» Set problem
Look through the data below. Collect every line where the word "образования" occurs.
.....
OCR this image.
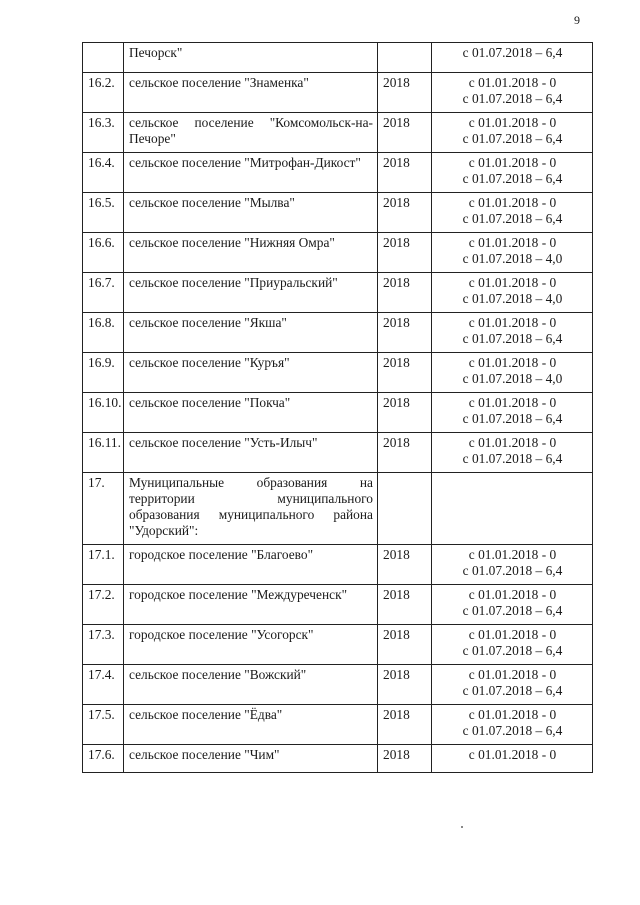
9

	Печорск"		с 01.07.2018 – 6,4

16.2.	сельское поселение "Знаменка"	2018	с 01.01.2018 - 0
с 01.07.2018 – 6,4

16.3.	сельское поселение "Комсомольск-на-
Печоре"	2018	с 01.01.2018 - 0
с 01.07.2018 – 6,4

16.4.	сельское поселение "Митрофан-Дикост"	2018	с 01.01.2018 - 0
с 01.07.2018 – 6,4

16.5.	сельское поселение "Мылва"	2018	с 01.01.2018 - 0
с 01.07.2018 – 6,4

16.6.	сельское поселение "Нижняя Омра"	2018	с 01.01.2018 - 0
с 01.07.2018 – 4,0

16.7.	сельское поселение "Приуральский"	2018	с 01.01.2018 - 0
с 01.07.2018 – 4,0

16.8.	сельское поселение "Якша"	2018	с 01.01.2018 - 0
с 01.07.2018 – 6,4

16.9.	сельское поселение "Куръя"	2018	с 01.01.2018 - 0
с 01.07.2018 – 4,0

16.10.	сельское поселение "Покча"	2018	с 01.01.2018 - 0
с 01.07.2018 – 6,4

16.11.	сельское поселение "Усть-Илыч"	2018	с 01.01.2018 - 0
с 01.07.2018 – 6,4

17.	Муниципальные образования на
территории муниципального
образования муниципального района
"Удорский":		

17.1.	городское поселение "Благоево"	2018	с 01.01.2018 - 0
с 01.07.2018 – 6,4

17.2.	городское поселение "Междуреченск"	2018	с 01.01.2018 - 0
с 01.07.2018 – 6,4

17.3.	городское поселение "Усогорск"	2018	с 01.01.2018 - 0
с 01.07.2018 – 6,4

17.4.	сельское поселение "Вожский"	2018	с 01.01.2018 - 0
с 01.07.2018 – 6,4

17.5.	сельское поселение "Ёдва"	2018	с 01.01.2018 - 0
с 01.07.2018 – 6,4

17.6.	сельское поселение "Чим"	2018	с 01.01.2018 - 0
.....
» Solution for this problem
17.	Муниципальные образования на
образования муниципального района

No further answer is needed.